STATED EXERCISE »
In the listing below, locate the lines bearing the word "name". Copy every one of them.

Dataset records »
begin
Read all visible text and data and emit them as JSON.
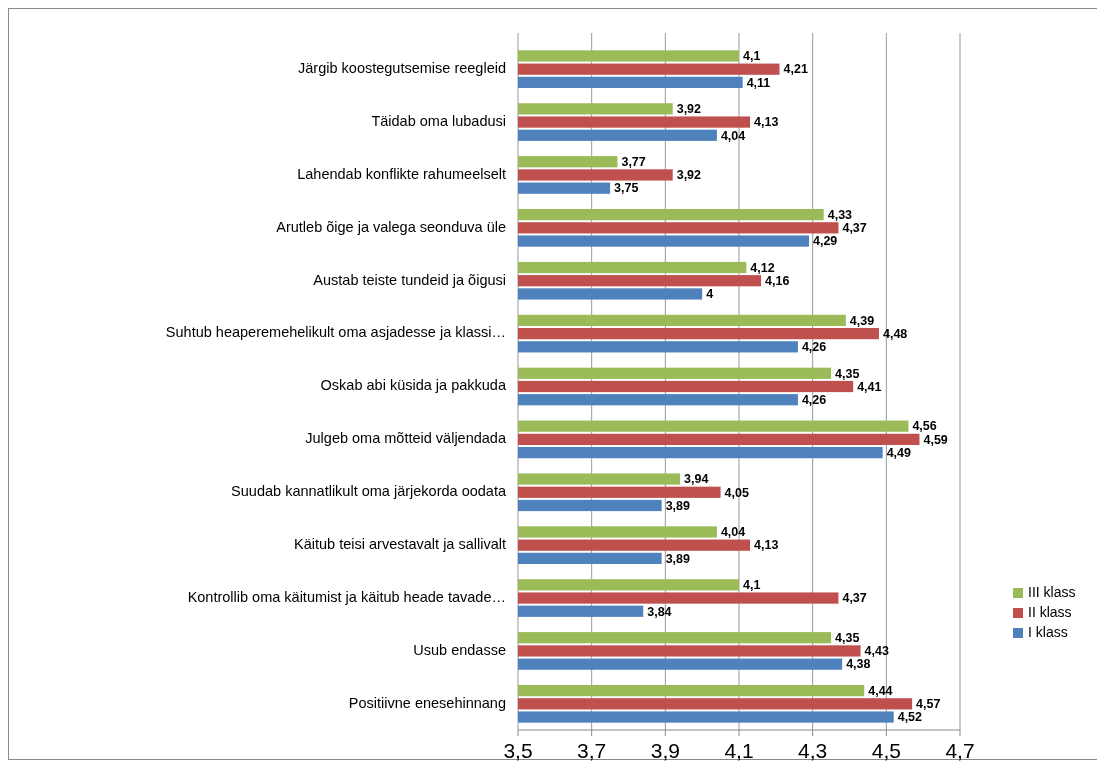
{
  "chart_data": {
    "type": "bar",
    "orientation": "horizontal",
    "categories": [
      "Järgib koostegutsemise reegleid",
      "Täidab oma lubadusi",
      "Lahendab konflikte rahumeelselt",
      "Arutleb õige ja valega seonduva üle",
      "Austab teiste tundeid ja õigusi",
      "Suhtub heaperemehelikult oma asjadesse ja klassi…",
      "Oskab abi  küsida ja pakkuda",
      "Julgeb oma mõtteid väljendada",
      "Suudab kannatlikult oma järjekorda oodata",
      "Käitub teisi arvestavalt ja sallivalt",
      "Kontrollib oma käitumist ja käitub heade tavade…",
      "Usub endasse",
      "Positiivne enesehinnang"
    ],
    "series": [
      {
        "name": "III klass",
        "color": "#9bbb59",
        "values": [
          4.1,
          3.92,
          3.77,
          4.33,
          4.12,
          4.39,
          4.35,
          4.56,
          3.94,
          4.04,
          4.1,
          4.35,
          4.44
        ],
        "value_labels": [
          "4,1",
          "3,92",
          "3,77",
          "4,33",
          "4,12",
          "4,39",
          "4,35",
          "4,56",
          "3,94",
          "4,04",
          "4,1",
          "4,35",
          "4,44"
        ]
      },
      {
        "name": "II klass",
        "color": "#c0504d",
        "values": [
          4.21,
          4.13,
          3.92,
          4.37,
          4.16,
          4.48,
          4.41,
          4.59,
          4.05,
          4.13,
          4.37,
          4.43,
          4.57
        ],
        "value_labels": [
          "4,21",
          "4,13",
          "3,92",
          "4,37",
          "4,16",
          "4,48",
          "4,41",
          "4,59",
          "4,05",
          "4,13",
          "4,37",
          "4,43",
          "4,57"
        ]
      },
      {
        "name": "I klass",
        "color": "#4f81bd",
        "values": [
          4.11,
          4.04,
          3.75,
          4.29,
          4,
          4.26,
          4.26,
          4.49,
          3.89,
          3.89,
          3.84,
          4.38,
          4.52
        ],
        "value_labels": [
          "4,11",
          "4,04",
          "3,75",
          "4,29",
          "4",
          "4,26",
          "4,26",
          "4,49",
          "3,89",
          "3,89",
          "3,84",
          "4,38",
          "4,52"
        ]
      }
    ],
    "xlim": [
      3.5,
      4.7
    ],
    "xticks": [
      {
        "value": 3.5,
        "label": "3,5"
      },
      {
        "value": 3.7,
        "label": "3,7"
      },
      {
        "value": 3.9,
        "label": "3,9"
      },
      {
        "value": 4.1,
        "label": "4,1"
      },
      {
        "value": 4.3,
        "label": "4,3"
      },
      {
        "value": 4.5,
        "label": "4,5"
      },
      {
        "value": 4.7,
        "label": "4,7"
      }
    ],
    "grid": "x",
    "legend": "right"
  }
}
end
EXPECTED ANSWER »
        "name": "III klass",
        "name": "II klass",
        "name": "I klass",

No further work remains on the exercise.